"""
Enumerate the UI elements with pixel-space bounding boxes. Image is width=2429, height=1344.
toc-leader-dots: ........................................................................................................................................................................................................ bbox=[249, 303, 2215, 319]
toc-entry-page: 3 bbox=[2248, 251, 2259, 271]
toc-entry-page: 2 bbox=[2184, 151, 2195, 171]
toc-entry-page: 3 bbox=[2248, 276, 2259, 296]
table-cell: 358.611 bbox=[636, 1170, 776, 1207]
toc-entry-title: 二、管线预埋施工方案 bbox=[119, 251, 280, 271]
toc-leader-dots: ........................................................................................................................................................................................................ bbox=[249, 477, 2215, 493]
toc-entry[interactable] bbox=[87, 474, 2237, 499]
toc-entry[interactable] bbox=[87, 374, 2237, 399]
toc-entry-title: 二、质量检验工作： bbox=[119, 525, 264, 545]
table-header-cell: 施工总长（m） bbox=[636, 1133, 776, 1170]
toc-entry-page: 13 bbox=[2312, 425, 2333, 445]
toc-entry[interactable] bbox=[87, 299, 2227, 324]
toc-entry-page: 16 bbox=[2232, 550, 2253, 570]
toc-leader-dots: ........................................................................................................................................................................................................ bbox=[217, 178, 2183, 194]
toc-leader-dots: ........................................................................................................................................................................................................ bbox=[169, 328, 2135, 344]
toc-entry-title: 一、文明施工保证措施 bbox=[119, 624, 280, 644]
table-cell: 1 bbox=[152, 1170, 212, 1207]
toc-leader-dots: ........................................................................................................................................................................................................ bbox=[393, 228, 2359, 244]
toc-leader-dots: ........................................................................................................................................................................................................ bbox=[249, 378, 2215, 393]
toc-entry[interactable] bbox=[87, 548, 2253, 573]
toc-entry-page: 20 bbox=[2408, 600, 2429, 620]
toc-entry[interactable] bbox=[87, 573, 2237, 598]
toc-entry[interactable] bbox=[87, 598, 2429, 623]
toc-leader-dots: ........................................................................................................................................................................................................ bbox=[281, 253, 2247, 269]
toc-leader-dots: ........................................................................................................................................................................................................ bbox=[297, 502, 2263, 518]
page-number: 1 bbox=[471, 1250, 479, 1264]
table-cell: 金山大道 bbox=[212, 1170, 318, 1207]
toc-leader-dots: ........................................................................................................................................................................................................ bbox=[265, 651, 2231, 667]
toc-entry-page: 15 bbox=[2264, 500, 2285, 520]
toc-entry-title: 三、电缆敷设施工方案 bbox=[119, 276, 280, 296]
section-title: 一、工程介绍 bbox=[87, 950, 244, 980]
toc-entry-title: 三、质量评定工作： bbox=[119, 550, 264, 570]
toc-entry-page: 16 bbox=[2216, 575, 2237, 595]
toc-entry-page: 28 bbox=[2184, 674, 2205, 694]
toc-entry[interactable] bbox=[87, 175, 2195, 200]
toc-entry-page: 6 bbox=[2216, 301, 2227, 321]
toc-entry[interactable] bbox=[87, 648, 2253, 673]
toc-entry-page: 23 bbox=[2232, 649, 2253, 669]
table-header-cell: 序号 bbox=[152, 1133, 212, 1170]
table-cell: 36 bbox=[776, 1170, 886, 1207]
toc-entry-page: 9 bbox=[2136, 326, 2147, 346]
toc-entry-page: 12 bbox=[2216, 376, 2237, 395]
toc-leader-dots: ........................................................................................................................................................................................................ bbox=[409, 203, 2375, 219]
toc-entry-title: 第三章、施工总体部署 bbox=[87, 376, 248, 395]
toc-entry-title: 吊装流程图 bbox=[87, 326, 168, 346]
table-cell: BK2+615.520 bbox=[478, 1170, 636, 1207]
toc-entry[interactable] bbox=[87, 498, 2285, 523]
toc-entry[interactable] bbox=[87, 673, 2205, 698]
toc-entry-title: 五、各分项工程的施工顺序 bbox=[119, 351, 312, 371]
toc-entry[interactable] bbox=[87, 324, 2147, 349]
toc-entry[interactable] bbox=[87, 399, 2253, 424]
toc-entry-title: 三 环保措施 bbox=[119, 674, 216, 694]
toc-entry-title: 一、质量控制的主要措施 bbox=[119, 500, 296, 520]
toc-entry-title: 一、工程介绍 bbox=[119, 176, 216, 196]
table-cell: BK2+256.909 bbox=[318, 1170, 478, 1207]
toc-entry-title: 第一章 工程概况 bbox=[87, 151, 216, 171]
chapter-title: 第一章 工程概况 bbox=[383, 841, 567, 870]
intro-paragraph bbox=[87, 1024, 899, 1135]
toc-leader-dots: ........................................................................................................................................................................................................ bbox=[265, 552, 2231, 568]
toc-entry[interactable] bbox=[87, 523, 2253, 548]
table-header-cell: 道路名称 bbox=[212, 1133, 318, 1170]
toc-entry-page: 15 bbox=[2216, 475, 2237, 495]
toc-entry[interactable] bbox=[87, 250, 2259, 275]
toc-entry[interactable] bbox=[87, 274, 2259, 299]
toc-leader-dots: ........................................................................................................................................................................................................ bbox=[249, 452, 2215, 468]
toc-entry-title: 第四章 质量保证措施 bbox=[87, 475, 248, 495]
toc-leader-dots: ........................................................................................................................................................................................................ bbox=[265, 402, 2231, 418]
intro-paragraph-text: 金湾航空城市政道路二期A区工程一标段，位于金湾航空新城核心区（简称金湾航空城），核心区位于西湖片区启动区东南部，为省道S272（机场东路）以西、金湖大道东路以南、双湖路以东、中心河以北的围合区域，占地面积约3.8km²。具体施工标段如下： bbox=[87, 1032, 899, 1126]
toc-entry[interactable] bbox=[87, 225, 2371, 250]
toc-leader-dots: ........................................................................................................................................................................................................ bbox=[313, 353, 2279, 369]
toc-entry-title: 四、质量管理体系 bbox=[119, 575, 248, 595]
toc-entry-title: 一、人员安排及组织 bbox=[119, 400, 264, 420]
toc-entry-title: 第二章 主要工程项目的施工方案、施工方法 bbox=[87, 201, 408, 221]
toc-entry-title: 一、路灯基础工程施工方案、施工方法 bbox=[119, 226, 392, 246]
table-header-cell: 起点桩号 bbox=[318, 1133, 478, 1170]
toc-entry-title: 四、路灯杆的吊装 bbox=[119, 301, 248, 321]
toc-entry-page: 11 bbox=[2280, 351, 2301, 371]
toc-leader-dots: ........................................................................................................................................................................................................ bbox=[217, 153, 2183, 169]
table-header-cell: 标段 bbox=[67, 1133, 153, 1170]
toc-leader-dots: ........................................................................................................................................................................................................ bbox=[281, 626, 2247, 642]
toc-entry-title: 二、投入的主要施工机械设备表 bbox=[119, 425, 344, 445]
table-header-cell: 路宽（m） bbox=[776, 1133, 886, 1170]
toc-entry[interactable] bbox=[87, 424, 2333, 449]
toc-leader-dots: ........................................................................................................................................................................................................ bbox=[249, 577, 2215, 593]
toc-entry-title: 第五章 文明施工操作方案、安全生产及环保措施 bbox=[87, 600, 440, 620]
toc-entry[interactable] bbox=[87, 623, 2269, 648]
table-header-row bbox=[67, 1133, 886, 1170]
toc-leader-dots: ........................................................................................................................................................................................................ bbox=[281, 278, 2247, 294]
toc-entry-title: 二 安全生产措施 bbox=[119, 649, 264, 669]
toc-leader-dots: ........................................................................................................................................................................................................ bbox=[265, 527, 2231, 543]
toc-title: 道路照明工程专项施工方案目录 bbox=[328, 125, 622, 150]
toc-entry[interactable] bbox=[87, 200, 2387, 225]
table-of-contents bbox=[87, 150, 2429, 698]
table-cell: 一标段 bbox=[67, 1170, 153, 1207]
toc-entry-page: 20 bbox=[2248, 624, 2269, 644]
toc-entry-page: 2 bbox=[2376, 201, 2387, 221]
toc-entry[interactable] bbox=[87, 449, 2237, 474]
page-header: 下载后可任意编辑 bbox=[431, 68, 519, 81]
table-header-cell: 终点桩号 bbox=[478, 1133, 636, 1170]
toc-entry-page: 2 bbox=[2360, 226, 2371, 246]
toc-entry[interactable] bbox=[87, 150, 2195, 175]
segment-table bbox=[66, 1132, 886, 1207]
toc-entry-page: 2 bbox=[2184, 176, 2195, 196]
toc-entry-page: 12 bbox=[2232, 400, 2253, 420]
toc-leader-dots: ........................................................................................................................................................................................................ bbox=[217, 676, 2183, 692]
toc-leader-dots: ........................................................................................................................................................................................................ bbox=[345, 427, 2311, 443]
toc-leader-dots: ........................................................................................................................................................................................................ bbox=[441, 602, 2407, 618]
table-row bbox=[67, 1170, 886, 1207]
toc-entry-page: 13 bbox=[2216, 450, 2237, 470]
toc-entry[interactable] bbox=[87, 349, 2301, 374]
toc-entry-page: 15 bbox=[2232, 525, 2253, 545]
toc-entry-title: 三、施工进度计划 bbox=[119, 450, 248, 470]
"""
Write out the lines of the material verbatim, from its first line through the line that contains "toc-entry-title: 二、管线预埋施工方案 bbox=[119, 251, 280, 271]".

Enumerate the UI elements with pixel-space bounding boxes. Image is width=2429, height=1344.
toc-leader-dots: ........................................................................................................................................................................................................ bbox=[249, 303, 2215, 319]
toc-entry-page: 3 bbox=[2248, 251, 2259, 271]
toc-entry-page: 2 bbox=[2184, 151, 2195, 171]
toc-entry-page: 3 bbox=[2248, 276, 2259, 296]
table-cell: 358.611 bbox=[636, 1170, 776, 1207]
toc-entry-title: 二、管线预埋施工方案 bbox=[119, 251, 280, 271]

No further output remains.